Leave out the pictures and repeat the data exactly.

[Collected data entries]
------------------------------------------------------------------------
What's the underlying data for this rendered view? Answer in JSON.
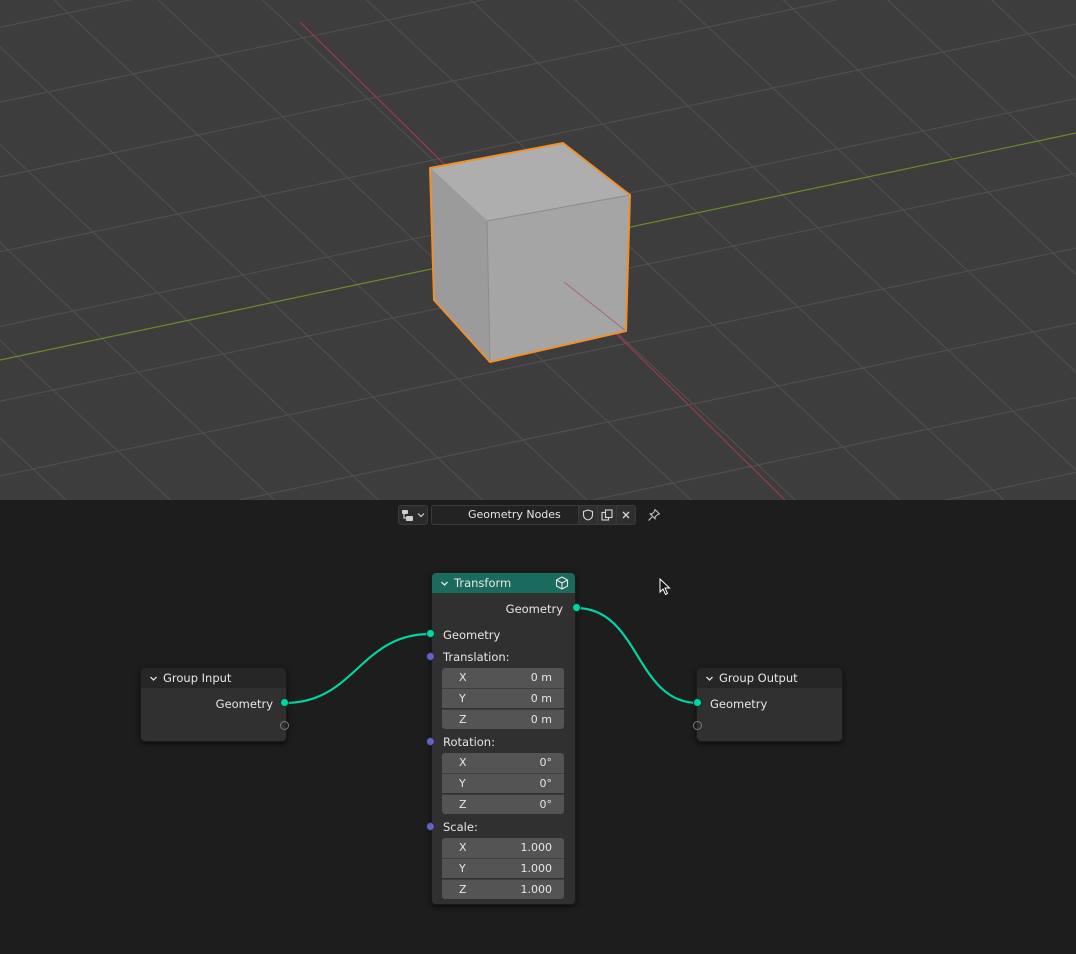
{
  "viewport": {
    "colors": {
      "background": "#3d3d3d",
      "grid": "#525252",
      "x_axis": "#a03a48",
      "y_axis": "#6c8a2b",
      "selection_outline": "#f0902a",
      "cube_top": "#aeaeae",
      "cube_left": "#9b9b9b",
      "cube_front": "#a5a5a5"
    }
  },
  "node_editor": {
    "header": {
      "editor_type_icon": "node-tree-icon",
      "node_group_name": "Geometry Nodes",
      "buttons": [
        "fake-user-shield-icon",
        "duplicate-icon",
        "unlink-x-icon"
      ],
      "pin_icon": "pin-icon"
    },
    "colors": {
      "background": "#1d1d1d",
      "geometry_socket": "#00d6a3",
      "vector_socket": "#6363c7",
      "link": "#00d6a3",
      "transform_header": "#1b6a5e"
    },
    "nodes": {
      "group_input": {
        "title": "Group Input",
        "output_label": "Geometry"
      },
      "group_output": {
        "title": "Group Output",
        "input_label": "Geometry"
      },
      "transform": {
        "title": "Transform",
        "header_icon": "cube-icon",
        "output_label": "Geometry",
        "input_label": "Geometry",
        "translation": {
          "label": "Translation:",
          "fields": [
            {
              "axis": "X",
              "value": "0 m"
            },
            {
              "axis": "Y",
              "value": "0 m"
            },
            {
              "axis": "Z",
              "value": "0 m"
            }
          ]
        },
        "rotation": {
          "label": "Rotation:",
          "fields": [
            {
              "axis": "X",
              "value": "0°"
            },
            {
              "axis": "Y",
              "value": "0°"
            },
            {
              "axis": "Z",
              "value": "0°"
            }
          ]
        },
        "scale": {
          "label": "Scale:",
          "fields": [
            {
              "axis": "X",
              "value": "1.000"
            },
            {
              "axis": "Y",
              "value": "1.000"
            },
            {
              "axis": "Z",
              "value": "1.000"
            }
          ]
        }
      }
    }
  }
}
------------------------------------------------------------------------
# Exercise output
What's the underlying data for this rendered view? Answer in JSON.
{
  "viewport": {
    "colors": {
      "background": "#3d3d3d",
      "grid": "#525252",
      "x_axis": "#a03a48",
      "y_axis": "#6c8a2b",
      "selection_outline": "#f0902a",
      "cube_top": "#aeaeae",
      "cube_left": "#9b9b9b",
      "cube_front": "#a5a5a5"
    }
  },
  "node_editor": {
    "header": {
      "editor_type_icon": "node-tree-icon",
      "node_group_name": "Geometry Nodes",
      "buttons": [
        "fake-user-shield-icon",
        "duplicate-icon",
        "unlink-x-icon"
      ],
      "pin_icon": "pin-icon"
    },
    "colors": {
      "background": "#1d1d1d",
      "geometry_socket": "#00d6a3",
      "vector_socket": "#6363c7",
      "link": "#00d6a3",
      "transform_header": "#1b6a5e"
    },
    "nodes": {
      "group_input": {
        "title": "Group Input",
        "output_label": "Geometry"
      },
      "group_output": {
        "title": "Group Output",
        "input_label": "Geometry"
      },
      "transform": {
        "title": "Transform",
        "header_icon": "cube-icon",
        "output_label": "Geometry",
        "input_label": "Geometry",
        "translation": {
          "label": "Translation:",
          "fields": [
            {
              "axis": "X",
              "value": "0 m"
            },
            {
              "axis": "Y",
              "value": "0 m"
            },
            {
              "axis": "Z",
              "value": "0 m"
            }
          ]
        },
        "rotation": {
          "label": "Rotation:",
          "fields": [
            {
              "axis": "X",
              "value": "0°"
            },
            {
              "axis": "Y",
              "value": "0°"
            },
            {
              "axis": "Z",
              "value": "0°"
            }
          ]
        },
        "scale": {
          "label": "Scale:",
          "fields": [
            {
              "axis": "X",
              "value": "1.000"
            },
            {
              "axis": "Y",
              "value": "1.000"
            },
            {
              "axis": "Z",
              "value": "1.000"
            }
          ]
        }
      }
    }
  }
}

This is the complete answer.